Copy out all lines where "JSON" appears.

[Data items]
━━━━━━
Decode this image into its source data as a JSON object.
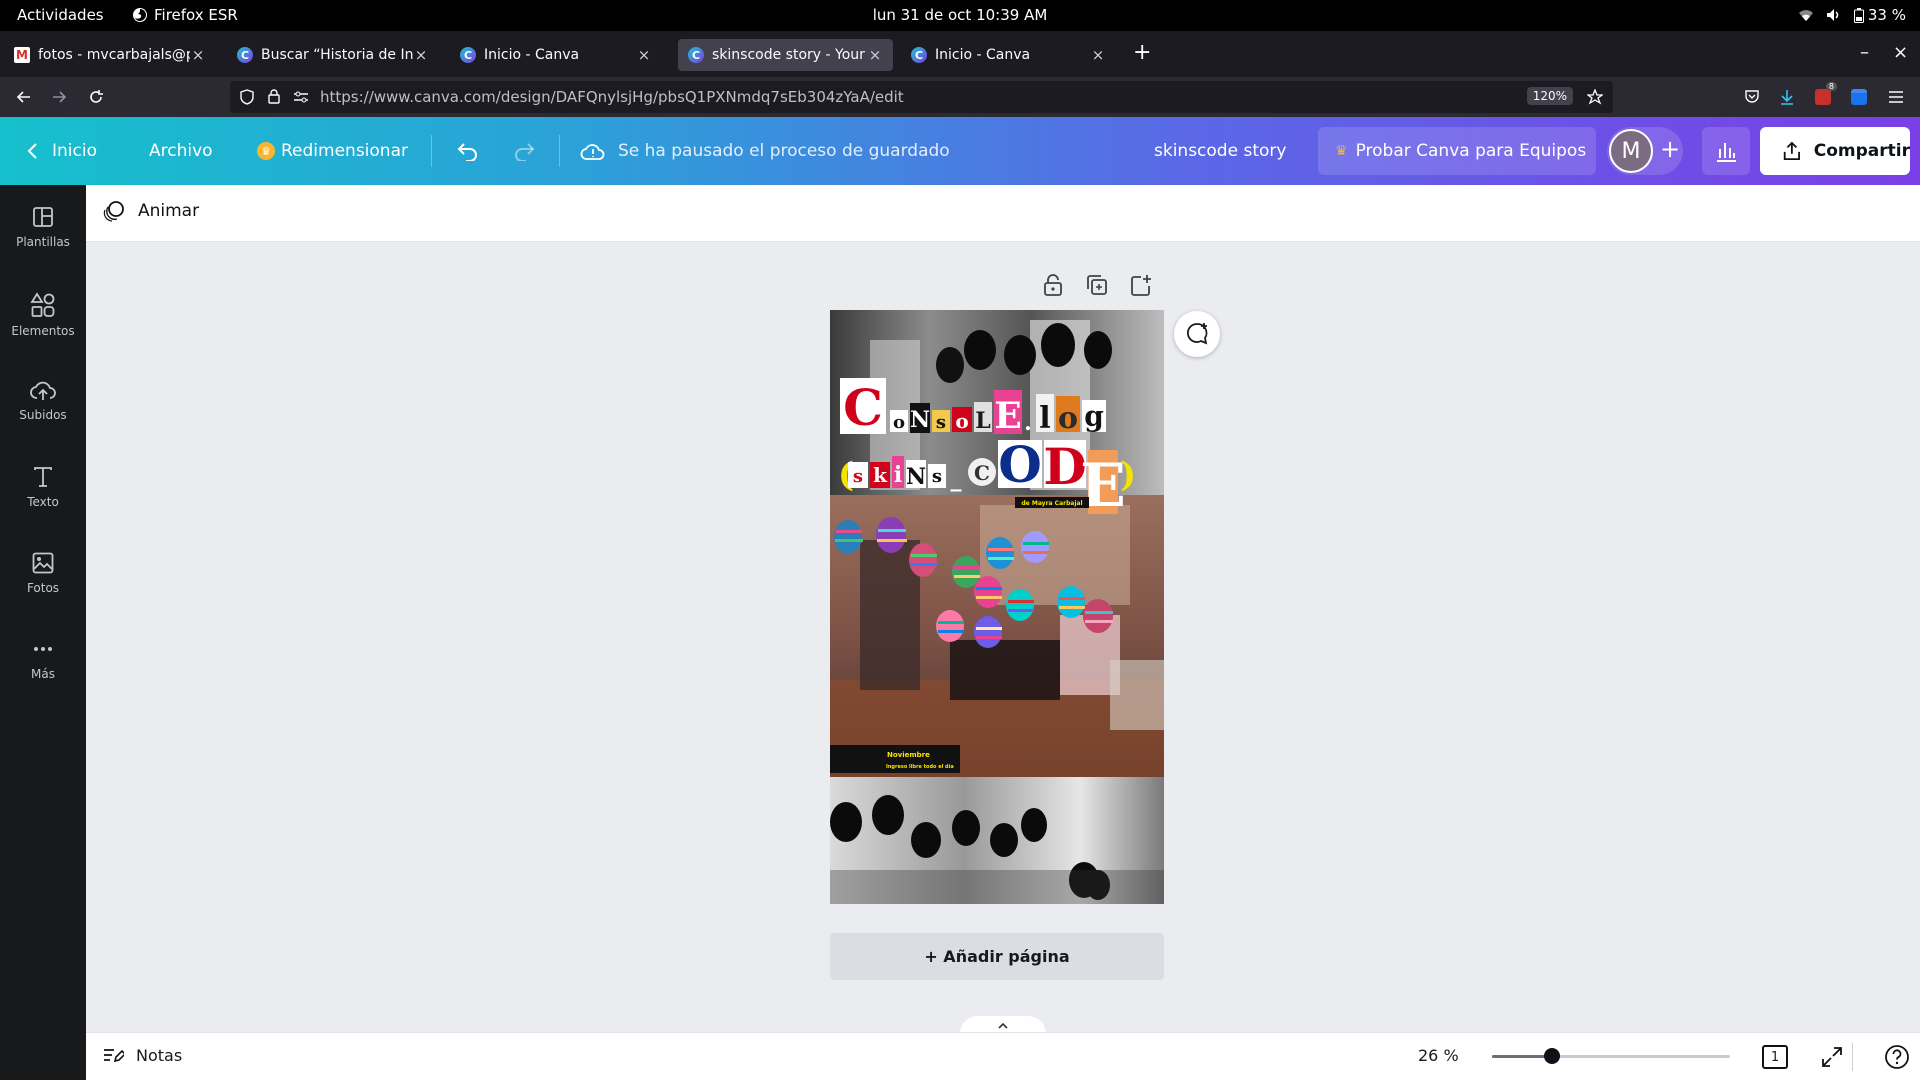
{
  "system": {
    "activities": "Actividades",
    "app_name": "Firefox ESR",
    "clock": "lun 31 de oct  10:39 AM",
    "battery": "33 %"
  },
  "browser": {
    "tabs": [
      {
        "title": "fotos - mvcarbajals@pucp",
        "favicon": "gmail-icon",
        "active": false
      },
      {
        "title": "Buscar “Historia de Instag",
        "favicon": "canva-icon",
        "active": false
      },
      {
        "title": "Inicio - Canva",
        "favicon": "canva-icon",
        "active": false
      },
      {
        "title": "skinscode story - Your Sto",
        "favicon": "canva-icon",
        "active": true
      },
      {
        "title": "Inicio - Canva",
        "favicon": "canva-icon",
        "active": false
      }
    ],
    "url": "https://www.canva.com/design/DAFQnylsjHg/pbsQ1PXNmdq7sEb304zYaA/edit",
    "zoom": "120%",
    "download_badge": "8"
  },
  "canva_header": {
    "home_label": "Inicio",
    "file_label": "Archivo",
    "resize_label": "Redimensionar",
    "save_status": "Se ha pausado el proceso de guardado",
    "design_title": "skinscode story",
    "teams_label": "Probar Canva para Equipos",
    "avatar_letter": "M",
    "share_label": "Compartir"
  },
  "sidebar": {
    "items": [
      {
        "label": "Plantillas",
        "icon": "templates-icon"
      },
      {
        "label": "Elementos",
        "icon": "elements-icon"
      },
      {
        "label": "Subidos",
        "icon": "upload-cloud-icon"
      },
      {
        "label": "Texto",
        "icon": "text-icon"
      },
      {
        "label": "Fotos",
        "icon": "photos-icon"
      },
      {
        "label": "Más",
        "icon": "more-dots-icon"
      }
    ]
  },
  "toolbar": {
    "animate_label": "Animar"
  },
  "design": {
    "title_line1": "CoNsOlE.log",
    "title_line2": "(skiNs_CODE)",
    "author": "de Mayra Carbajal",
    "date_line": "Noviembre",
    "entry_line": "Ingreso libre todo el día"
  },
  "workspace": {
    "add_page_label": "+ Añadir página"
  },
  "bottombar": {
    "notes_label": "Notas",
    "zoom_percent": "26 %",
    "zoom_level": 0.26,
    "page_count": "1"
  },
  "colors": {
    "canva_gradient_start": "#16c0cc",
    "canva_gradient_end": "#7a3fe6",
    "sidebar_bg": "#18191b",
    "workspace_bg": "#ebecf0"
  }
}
━━━━━━
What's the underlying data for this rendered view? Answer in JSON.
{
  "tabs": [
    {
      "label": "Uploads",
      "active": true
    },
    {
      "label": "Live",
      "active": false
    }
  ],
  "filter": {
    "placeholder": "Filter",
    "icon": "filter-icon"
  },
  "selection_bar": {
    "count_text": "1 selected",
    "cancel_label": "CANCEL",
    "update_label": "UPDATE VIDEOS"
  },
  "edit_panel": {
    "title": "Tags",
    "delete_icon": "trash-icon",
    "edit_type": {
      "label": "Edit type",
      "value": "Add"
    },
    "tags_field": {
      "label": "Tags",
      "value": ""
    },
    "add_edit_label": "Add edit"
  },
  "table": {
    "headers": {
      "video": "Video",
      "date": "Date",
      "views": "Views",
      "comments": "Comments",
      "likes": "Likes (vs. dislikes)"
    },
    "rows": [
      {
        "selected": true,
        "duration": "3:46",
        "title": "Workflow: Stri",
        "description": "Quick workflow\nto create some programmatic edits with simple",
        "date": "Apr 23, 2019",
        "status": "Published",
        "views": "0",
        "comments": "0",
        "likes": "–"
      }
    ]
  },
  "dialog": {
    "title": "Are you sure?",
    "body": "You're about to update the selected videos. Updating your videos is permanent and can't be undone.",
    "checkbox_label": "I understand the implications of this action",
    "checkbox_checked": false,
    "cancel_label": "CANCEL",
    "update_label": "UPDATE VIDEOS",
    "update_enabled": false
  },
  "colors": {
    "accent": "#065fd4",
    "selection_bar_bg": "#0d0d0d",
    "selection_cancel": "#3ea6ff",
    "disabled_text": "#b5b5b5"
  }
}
━━━━━━
> [Exercise response]:
Decode this image into its source data as a JSON object.
What's the underlying data for this rendered view? Answer in JSON.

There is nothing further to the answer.